═════ Dataset
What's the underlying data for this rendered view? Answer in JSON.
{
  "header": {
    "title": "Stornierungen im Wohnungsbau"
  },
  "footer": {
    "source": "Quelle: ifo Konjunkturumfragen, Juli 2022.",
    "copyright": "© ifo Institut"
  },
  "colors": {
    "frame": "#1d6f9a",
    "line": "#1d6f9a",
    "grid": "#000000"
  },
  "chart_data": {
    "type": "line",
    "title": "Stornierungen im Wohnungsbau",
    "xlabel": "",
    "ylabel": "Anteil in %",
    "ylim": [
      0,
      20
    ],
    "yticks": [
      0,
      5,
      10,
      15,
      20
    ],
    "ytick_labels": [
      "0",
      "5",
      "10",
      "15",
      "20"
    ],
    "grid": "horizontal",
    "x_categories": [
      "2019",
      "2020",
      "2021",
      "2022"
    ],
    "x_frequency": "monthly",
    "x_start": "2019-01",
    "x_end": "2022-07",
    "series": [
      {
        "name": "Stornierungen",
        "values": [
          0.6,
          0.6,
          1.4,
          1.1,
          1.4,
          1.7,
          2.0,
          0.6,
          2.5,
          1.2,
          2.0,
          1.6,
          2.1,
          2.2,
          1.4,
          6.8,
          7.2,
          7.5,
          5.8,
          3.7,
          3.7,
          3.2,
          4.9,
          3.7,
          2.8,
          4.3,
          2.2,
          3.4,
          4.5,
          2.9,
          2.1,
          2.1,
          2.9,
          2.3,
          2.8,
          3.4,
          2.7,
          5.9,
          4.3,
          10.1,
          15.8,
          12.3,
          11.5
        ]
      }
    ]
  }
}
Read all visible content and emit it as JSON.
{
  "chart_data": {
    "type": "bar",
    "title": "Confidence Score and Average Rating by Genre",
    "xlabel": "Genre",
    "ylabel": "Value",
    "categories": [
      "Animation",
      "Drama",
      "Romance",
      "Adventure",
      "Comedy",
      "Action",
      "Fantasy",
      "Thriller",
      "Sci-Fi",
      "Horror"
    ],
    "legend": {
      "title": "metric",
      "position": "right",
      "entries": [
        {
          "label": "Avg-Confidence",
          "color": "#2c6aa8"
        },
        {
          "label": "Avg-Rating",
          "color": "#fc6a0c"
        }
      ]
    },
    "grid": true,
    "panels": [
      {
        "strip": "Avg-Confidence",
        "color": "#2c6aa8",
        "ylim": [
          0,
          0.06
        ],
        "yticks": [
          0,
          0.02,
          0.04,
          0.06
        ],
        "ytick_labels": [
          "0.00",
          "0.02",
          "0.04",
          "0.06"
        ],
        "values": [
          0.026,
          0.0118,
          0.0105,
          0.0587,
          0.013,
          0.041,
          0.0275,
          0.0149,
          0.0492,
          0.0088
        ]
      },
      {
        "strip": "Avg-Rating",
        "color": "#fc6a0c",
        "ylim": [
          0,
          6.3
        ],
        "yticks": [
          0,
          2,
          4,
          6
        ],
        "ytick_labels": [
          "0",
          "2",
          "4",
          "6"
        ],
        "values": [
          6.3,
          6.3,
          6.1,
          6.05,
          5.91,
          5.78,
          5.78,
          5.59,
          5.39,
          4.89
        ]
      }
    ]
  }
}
══════════
### The request
Output the full listing exactly as it stands.

### Solution below
What's the underlying data for this rendered view? Answer in JSON.
{
  "header": {
    "title": "Stornierungen im Wohnungsbau"
  },
  "footer": {
    "source": "Quelle: ifo Konjunkturumfragen, Juli 2022.",
    "copyright": "© ifo Institut"
  },
  "colors": {
    "frame": "#1d6f9a",
    "line": "#1d6f9a",
    "grid": "#000000"
  },
  "chart_data": {
    "type": "line",
    "title": "Stornierungen im Wohnungsbau",
    "xlabel": "",
    "ylabel": "Anteil in %",
    "ylim": [
      0,
      20
    ],
    "yticks": [
      0,
      5,
      10,
      15,
      20
    ],
    "ytick_labels": [
      "0",
      "5",
      "10",
      "15",
      "20"
    ],
    "grid": "horizontal",
    "x_categories": [
      "2019",
      "2020",
      "2021",
      "2022"
    ],
    "x_frequency": "monthly",
    "x_start": "2019-01",
    "x_end": "2022-07",
    "series": [
      {
        "name": "Stornierungen",
        "values": [
          0.6,
          0.6,
          1.4,
          1.1,
          1.4,
          1.7,
          2.0,
          0.6,
          2.5,
          1.2,
          2.0,
          1.6,
          2.1,
          2.2,
          1.4,
          6.8,
          7.2,
          7.5,
          5.8,
          3.7,
          3.7,
          3.2,
          4.9,
          3.7,
          2.8,
          4.3,
          2.2,
          3.4,
          4.5,
          2.9,
          2.1,
          2.1,
          2.9,
          2.3,
          2.8,
          3.4,
          2.7,
          5.9,
          4.3,
          10.1,
          15.8,
          12.3,
          11.5
        ]
      }
    ]
  }
}
Read all visible content and emit it as JSON.
{
  "chart_data": {
    "type": "bar",
    "title": "Confidence Score and Average Rating by Genre",
    "xlabel": "Genre",
    "ylabel": "Value",
    "categories": [
      "Animation",
      "Drama",
      "Romance",
      "Adventure",
      "Comedy",
      "Action",
      "Fantasy",
      "Thriller",
      "Sci-Fi",
      "Horror"
    ],
    "legend": {
      "title": "metric",
      "position": "right",
      "entries": [
        {
          "label": "Avg-Confidence",
          "color": "#2c6aa8"
        },
        {
          "label": "Avg-Rating",
          "color": "#fc6a0c"
        }
      ]
    },
    "grid": true,
    "panels": [
      {
        "strip": "Avg-Confidence",
        "color": "#2c6aa8",
        "ylim": [
          0,
          0.06
        ],
        "yticks": [
          0,
          0.02,
          0.04,
          0.06
        ],
        "ytick_labels": [
          "0.00",
          "0.02",
          "0.04",
          "0.06"
        ],
        "values": [
          0.026,
          0.0118,
          0.0105,
          0.0587,
          0.013,
          0.041,
          0.0275,
          0.0149,
          0.0492,
          0.0088
        ]
      },
      {
        "strip": "Avg-Rating",
        "color": "#fc6a0c",
        "ylim": [
          0,
          6.3
        ],
        "yticks": [
          0,
          2,
          4,
          6
        ],
        "ytick_labels": [
          "0",
          "2",
          "4",
          "6"
        ],
        "values": [
          6.3,
          6.3,
          6.1,
          6.05,
          5.91,
          5.78,
          5.78,
          5.59,
          5.39,
          4.89
        ]
      }
    ]
  }
}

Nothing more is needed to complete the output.